(begin)

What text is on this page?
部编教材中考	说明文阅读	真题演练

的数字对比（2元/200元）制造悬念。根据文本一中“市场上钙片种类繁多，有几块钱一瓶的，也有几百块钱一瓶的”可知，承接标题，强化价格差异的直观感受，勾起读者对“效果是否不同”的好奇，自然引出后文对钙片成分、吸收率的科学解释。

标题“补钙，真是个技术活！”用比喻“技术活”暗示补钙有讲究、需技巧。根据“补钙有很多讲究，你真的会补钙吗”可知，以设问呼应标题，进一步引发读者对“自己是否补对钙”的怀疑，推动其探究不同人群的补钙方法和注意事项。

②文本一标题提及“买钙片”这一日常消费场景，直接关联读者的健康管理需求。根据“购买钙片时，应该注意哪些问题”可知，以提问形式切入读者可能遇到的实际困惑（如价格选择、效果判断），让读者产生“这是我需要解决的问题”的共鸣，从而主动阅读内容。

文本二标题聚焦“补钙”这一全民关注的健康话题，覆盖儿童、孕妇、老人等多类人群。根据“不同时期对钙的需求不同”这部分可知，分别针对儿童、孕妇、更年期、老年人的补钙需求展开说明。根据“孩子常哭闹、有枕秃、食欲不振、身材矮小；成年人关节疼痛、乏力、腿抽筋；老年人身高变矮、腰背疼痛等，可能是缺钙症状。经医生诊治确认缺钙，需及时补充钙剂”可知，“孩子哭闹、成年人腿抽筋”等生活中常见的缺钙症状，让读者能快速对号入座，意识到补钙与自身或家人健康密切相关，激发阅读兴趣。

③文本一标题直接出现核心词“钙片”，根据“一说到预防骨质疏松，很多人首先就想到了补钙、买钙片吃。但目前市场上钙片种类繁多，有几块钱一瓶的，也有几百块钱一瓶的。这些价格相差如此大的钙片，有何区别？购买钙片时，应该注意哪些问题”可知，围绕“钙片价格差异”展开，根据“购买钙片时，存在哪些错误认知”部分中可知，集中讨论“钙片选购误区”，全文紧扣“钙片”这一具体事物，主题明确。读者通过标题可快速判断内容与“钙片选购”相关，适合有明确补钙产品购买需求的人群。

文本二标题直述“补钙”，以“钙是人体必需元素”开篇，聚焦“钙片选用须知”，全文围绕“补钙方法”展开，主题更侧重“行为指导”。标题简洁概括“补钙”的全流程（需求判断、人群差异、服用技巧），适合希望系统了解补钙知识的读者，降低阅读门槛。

(end)

### TASK REQUIREMENTS
Set down the material above again, word for word.

### FINISHED ANSWER
What text is on this page?
部编教材中考	说明文阅读	真题演练

的数字对比（2元/200元）制造悬念。根据文本一中“市场上钙片种类繁多，有几块钱一瓶的，也有几百块钱一瓶的”可知，承接标题，强化价格差异的直观感受，勾起读者对“效果是否不同”的好奇，自然引出后文对钙片成分、吸收率的科学解释。

标题“补钙，真是个技术活！”用比喻“技术活”暗示补钙有讲究、需技巧。根据“补钙有很多讲究，你真的会补钙吗”可知，以设问呼应标题，进一步引发读者对“自己是否补对钙”的怀疑，推动其探究不同人群的补钙方法和注意事项。

②文本一标题提及“买钙片”这一日常消费场景，直接关联读者的健康管理需求。根据“购买钙片时，应该注意哪些问题”可知，以提问形式切入读者可能遇到的实际困惑（如价格选择、效果判断），让读者产生“这是我需要解决的问题”的共鸣，从而主动阅读内容。

文本二标题聚焦“补钙”这一全民关注的健康话题，覆盖儿童、孕妇、老人等多类人群。根据“不同时期对钙的需求不同”这部分可知，分别针对儿童、孕妇、更年期、老年人的补钙需求展开说明。根据“孩子常哭闹、有枕秃、食欲不振、身材矮小；成年人关节疼痛、乏力、腿抽筋；老年人身高变矮、腰背疼痛等，可能是缺钙症状。经医生诊治确认缺钙，需及时补充钙剂”可知，“孩子哭闹、成年人腿抽筋”等生活中常见的缺钙症状，让读者能快速对号入座，意识到补钙与自身或家人健康密切相关，激发阅读兴趣。

③文本一标题直接出现核心词“钙片”，根据“一说到预防骨质疏松，很多人首先就想到了补钙、买钙片吃。但目前市场上钙片种类繁多，有几块钱一瓶的，也有几百块钱一瓶的。这些价格相差如此大的钙片，有何区别？购买钙片时，应该注意哪些问题”可知，围绕“钙片价格差异”展开，根据“购买钙片时，存在哪些错误认知”部分中可知，集中讨论“钙片选购误区”，全文紧扣“钙片”这一具体事物，主题明确。读者通过标题可快速判断内容与“钙片选购”相关，适合有明确补钙产品购买需求的人群。

文本二标题直述“补钙”，以“钙是人体必需元素”开篇，聚焦“钙片选用须知”，全文围绕“补钙方法”展开，主题更侧重“行为指导”。标题简洁概括“补钙”的全流程（需求判断、人群差异、服用技巧），适合希望系统了解补钙知识的读者，降低阅读门槛。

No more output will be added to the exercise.